STATED EXERCISE: Output every line of the records below without changing anything.

Source data:
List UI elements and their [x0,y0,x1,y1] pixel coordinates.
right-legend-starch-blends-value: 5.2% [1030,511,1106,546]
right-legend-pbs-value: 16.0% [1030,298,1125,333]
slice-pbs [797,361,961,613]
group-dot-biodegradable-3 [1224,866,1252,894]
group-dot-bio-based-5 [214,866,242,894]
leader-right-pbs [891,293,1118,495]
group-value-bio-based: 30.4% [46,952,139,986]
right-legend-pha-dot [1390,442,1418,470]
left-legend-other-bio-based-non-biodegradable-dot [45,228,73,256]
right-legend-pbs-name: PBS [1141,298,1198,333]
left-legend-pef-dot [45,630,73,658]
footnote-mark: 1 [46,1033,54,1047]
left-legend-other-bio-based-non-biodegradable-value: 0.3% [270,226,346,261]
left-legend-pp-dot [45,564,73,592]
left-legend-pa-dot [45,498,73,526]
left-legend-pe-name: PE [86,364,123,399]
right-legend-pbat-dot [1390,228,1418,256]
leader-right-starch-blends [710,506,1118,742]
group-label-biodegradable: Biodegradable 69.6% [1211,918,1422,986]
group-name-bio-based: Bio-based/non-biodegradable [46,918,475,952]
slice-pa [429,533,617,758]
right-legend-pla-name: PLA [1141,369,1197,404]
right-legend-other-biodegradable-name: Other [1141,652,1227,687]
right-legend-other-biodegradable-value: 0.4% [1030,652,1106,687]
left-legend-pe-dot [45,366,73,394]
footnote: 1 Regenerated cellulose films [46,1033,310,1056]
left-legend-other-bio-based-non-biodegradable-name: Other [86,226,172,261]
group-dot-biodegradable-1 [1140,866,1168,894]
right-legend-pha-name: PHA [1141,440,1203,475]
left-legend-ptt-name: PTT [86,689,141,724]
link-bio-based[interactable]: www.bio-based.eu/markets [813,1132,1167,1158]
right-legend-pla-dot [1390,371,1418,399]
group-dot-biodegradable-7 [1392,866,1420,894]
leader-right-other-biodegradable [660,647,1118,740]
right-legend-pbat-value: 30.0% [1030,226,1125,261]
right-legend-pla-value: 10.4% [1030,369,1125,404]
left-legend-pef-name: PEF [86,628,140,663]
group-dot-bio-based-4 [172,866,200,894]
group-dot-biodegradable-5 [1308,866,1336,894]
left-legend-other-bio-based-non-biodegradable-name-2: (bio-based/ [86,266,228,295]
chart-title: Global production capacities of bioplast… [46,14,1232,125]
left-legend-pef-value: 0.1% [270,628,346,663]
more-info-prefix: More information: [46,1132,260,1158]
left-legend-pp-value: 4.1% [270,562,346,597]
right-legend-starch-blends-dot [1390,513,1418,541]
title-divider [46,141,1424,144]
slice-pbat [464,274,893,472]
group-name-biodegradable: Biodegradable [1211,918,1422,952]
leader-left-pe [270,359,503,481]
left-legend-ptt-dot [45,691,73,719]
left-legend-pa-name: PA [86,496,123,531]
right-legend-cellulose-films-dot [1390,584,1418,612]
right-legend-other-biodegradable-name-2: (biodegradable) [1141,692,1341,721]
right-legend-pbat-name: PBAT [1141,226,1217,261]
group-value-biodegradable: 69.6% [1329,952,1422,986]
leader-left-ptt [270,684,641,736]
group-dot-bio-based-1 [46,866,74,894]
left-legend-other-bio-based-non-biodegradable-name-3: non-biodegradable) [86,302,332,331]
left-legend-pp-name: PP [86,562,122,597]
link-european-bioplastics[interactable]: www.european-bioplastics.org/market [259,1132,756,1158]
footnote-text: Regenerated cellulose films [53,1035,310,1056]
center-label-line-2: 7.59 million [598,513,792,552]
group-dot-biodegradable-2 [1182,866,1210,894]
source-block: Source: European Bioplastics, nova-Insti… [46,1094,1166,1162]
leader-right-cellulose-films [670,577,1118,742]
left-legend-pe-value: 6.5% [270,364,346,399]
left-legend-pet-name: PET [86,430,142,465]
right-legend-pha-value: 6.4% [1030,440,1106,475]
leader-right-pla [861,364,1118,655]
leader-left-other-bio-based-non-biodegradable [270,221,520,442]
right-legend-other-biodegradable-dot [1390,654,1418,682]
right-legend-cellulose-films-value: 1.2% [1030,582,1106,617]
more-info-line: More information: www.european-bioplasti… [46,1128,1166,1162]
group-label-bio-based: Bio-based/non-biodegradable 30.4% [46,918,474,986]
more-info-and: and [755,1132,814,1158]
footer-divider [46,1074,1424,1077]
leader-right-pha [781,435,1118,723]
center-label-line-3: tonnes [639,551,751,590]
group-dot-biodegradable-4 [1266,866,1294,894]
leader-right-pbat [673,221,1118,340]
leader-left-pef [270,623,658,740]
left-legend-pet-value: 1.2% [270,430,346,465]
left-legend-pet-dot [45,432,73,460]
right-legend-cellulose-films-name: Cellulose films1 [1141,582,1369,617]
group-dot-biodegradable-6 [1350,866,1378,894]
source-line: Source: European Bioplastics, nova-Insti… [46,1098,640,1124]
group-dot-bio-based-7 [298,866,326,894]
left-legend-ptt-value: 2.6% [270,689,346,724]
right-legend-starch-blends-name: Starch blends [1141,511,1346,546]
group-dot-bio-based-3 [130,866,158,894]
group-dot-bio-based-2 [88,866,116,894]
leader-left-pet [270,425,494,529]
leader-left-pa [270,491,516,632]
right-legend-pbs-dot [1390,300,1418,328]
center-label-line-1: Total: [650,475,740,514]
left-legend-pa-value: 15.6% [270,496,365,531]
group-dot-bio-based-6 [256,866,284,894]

EXERCISE RESULT:
List UI elements and their [x0,y0,x1,y1] pixel coordinates.
right-legend-starch-blends-value: 5.2% [1030,511,1106,546]
right-legend-pbs-value: 16.0% [1030,298,1125,333]
slice-pbs [797,361,961,613]
group-dot-biodegradable-3 [1224,866,1252,894]
group-dot-bio-based-5 [214,866,242,894]
leader-right-pbs [891,293,1118,495]
group-value-bio-based: 30.4% [46,952,139,986]
right-legend-pha-dot [1390,442,1418,470]
left-legend-other-bio-based-non-biodegradable-dot [45,228,73,256]
right-legend-pbs-name: PBS [1141,298,1198,333]
left-legend-pef-dot [45,630,73,658]
footnote-mark: 1 [46,1033,54,1047]
left-legend-other-bio-based-non-biodegradable-value: 0.3% [270,226,346,261]
left-legend-pp-dot [45,564,73,592]
left-legend-pa-dot [45,498,73,526]
left-legend-pe-name: PE [86,364,123,399]
right-legend-pbat-dot [1390,228,1418,256]
leader-right-starch-blends [710,506,1118,742]
group-label-biodegradable: Biodegradable 69.6% [1211,918,1422,986]
group-name-bio-based: Bio-based/non-biodegradable [46,918,475,952]
slice-pa [429,533,617,758]
right-legend-pla-name: PLA [1141,369,1197,404]
right-legend-other-biodegradable-name: Other [1141,652,1227,687]
right-legend-other-biodegradable-value: 0.4% [1030,652,1106,687]
left-legend-pe-dot [45,366,73,394]
footnote: 1 Regenerated cellulose films [46,1033,310,1056]
left-legend-other-bio-based-non-biodegradable-name: Other [86,226,172,261]
group-dot-biodegradable-1 [1140,866,1168,894]
right-legend-pha-name: PHA [1141,440,1203,475]
left-legend-ptt-name: PTT [86,689,141,724]
link-bio-based[interactable]: www.bio-based.eu/markets [813,1132,1167,1158]
right-legend-pla-dot [1390,371,1418,399]
group-dot-biodegradable-7 [1392,866,1420,894]
leader-right-other-biodegradable [660,647,1118,740]
right-legend-pbat-value: 30.0% [1030,226,1125,261]
right-legend-pla-value: 10.4% [1030,369,1125,404]
left-legend-pef-name: PEF [86,628,140,663]
group-dot-bio-based-4 [172,866,200,894]
group-dot-biodegradable-5 [1308,866,1336,894]
left-legend-other-bio-based-non-biodegradable-name-2: (bio-based/ [86,266,228,295]
chart-title: Global production capacities of bioplast… [46,14,1232,125]
left-legend-pef-value: 0.1% [270,628,346,663]
more-info-prefix: More information: [46,1132,260,1158]
left-legend-pp-value: 4.1% [270,562,346,597]
right-legend-starch-blends-dot [1390,513,1418,541]
title-divider [46,141,1424,144]
slice-pbat [464,274,893,472]
group-name-biodegradable: Biodegradable [1211,918,1422,952]
leader-left-pe [270,359,503,481]
left-legend-ptt-dot [45,691,73,719]
left-legend-pa-name: PA [86,496,123,531]
right-legend-cellulose-films-dot [1390,584,1418,612]
right-legend-other-biodegradable-name-2: (biodegradable) [1141,692,1341,721]
right-legend-pbat-name: PBAT [1141,226,1217,261]
group-value-biodegradable: 69.6% [1329,952,1422,986]
leader-left-ptt [270,684,641,736]
group-dot-bio-based-1 [46,866,74,894]
left-legend-other-bio-based-non-biodegradable-name-3: non-biodegradable) [86,302,332,331]
left-legend-pp-name: PP [86,562,122,597]
link-european-bioplastics[interactable]: www.european-bioplastics.org/market [259,1132,756,1158]
footnote-text: Regenerated cellulose films [53,1035,310,1056]
center-label-line-2: 7.59 million [598,513,792,552]
group-dot-biodegradable-2 [1182,866,1210,894]
source-block: Source: European Bioplastics, nova-Insti… [46,1094,1166,1162]
leader-right-cellulose-films [670,577,1118,742]
left-legend-pe-value: 6.5% [270,364,346,399]
left-legend-pet-name: PET [86,430,142,465]
right-legend-pha-value: 6.4% [1030,440,1106,475]
leader-right-pla [861,364,1118,655]
leader-left-other-bio-based-non-biodegradable [270,221,520,442]
right-legend-other-biodegradable-dot [1390,654,1418,682]
right-legend-cellulose-films-value: 1.2% [1030,582,1106,617]
more-info-line: More information: www.european-bioplasti… [46,1128,1166,1162]
group-label-bio-based: Bio-based/non-biodegradable 30.4% [46,918,474,986]
more-info-and: and [755,1132,814,1158]
footer-divider [46,1074,1424,1077]
leader-right-pha [781,435,1118,723]
center-label-line-3: tonnes [639,551,751,590]
group-dot-biodegradable-4 [1266,866,1294,894]
leader-right-pbat [673,221,1118,340]
leader-left-pef [270,623,658,740]
left-legend-pet-value: 1.2% [270,430,346,465]
left-legend-pet-dot [45,432,73,460]
right-legend-cellulose-films-name: Cellulose films1 [1141,582,1369,617]
group-dot-biodegradable-6 [1350,866,1378,894]
source-line: Source: European Bioplastics, nova-Insti… [46,1098,640,1124]
group-dot-bio-based-7 [298,866,326,894]
left-legend-ptt-value: 2.6% [270,689,346,724]
right-legend-starch-blends-name: Starch blends [1141,511,1346,546]
group-dot-bio-based-3 [130,866,158,894]
group-dot-bio-based-2 [88,866,116,894]
leader-left-pet [270,425,494,529]
leader-left-pa [270,491,516,632]
right-legend-pbs-dot [1390,300,1418,328]
center-label-line-1: Total: [650,475,740,514]
left-legend-pa-value: 15.6% [270,496,365,531]
group-dot-bio-based-6 [256,866,284,894]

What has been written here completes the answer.